*What the task asks*:
Filter the entries, keeping every line with the word "posse".

[start]

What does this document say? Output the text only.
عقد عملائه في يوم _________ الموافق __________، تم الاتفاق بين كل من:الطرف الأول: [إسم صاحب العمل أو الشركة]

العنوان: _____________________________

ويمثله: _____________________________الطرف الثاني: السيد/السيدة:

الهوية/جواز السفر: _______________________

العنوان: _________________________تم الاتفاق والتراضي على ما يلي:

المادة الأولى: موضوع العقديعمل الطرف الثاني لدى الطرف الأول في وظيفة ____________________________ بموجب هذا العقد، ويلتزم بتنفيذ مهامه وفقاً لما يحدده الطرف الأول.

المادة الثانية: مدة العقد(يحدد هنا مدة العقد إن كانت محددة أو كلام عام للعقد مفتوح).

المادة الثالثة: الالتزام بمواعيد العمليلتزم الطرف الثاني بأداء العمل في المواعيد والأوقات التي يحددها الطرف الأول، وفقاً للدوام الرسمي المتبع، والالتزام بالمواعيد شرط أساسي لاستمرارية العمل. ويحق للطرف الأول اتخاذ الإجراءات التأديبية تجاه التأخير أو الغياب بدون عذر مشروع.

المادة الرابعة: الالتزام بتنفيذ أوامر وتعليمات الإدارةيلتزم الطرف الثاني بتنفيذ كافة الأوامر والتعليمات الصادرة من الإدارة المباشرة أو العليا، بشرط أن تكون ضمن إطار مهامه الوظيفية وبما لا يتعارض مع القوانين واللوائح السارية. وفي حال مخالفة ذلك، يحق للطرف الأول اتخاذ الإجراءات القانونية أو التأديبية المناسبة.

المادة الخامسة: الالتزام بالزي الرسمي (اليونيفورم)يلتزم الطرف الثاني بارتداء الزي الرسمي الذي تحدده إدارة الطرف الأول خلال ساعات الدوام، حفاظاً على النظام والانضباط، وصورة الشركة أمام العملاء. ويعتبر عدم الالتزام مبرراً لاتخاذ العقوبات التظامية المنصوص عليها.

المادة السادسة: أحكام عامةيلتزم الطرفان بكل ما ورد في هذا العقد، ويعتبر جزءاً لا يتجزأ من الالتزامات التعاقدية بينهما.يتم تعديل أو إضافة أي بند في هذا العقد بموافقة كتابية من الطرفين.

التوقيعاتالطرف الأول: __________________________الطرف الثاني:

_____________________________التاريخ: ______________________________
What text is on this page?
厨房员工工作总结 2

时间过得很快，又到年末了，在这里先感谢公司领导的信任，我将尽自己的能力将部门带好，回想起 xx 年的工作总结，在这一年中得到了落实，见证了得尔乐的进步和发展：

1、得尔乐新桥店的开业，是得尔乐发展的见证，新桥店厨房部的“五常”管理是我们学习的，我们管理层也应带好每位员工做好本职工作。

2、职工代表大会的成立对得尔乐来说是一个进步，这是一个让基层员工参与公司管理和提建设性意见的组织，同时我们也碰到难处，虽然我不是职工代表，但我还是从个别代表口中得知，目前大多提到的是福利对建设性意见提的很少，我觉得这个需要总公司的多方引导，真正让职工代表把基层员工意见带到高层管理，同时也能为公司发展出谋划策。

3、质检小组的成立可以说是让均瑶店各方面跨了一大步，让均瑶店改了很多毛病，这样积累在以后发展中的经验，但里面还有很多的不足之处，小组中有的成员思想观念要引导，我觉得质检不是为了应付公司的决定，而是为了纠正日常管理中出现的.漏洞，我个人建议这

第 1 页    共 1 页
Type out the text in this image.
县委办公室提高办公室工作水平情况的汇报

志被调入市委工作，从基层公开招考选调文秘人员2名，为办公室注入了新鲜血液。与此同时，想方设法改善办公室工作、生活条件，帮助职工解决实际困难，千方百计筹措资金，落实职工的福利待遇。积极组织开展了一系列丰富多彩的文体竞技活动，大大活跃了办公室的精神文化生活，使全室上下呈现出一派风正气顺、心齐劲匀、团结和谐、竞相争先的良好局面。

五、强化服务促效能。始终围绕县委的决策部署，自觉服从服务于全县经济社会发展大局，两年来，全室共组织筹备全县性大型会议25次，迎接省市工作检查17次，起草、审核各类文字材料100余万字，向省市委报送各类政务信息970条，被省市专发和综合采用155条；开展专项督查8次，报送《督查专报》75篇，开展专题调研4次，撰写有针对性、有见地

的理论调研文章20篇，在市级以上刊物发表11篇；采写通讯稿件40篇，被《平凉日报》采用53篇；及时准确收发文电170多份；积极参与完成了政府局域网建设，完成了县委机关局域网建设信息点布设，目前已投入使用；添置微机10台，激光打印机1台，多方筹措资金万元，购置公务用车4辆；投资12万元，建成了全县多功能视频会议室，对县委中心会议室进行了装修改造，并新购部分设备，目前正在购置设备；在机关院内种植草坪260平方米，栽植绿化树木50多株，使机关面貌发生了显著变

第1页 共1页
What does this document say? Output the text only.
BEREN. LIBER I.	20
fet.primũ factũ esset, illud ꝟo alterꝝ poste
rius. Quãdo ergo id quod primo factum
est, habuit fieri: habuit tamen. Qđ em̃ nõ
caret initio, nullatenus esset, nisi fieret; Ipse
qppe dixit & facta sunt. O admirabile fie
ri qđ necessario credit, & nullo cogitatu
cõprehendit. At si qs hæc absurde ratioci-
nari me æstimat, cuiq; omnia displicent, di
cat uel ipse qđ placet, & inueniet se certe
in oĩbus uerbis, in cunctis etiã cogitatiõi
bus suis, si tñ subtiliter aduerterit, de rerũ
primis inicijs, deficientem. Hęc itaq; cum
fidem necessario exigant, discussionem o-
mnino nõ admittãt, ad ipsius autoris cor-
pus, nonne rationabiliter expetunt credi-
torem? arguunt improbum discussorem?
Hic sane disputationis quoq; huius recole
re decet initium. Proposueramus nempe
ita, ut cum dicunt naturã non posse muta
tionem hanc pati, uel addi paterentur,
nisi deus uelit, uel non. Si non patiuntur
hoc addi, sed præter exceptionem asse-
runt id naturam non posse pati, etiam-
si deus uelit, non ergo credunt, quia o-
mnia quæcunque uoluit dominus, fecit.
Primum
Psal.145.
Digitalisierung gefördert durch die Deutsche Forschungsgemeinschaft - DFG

[end]

*Task solution*:
ita, ut cum dicunt naturã non posse muta
runt id naturam non posse pati, etiam-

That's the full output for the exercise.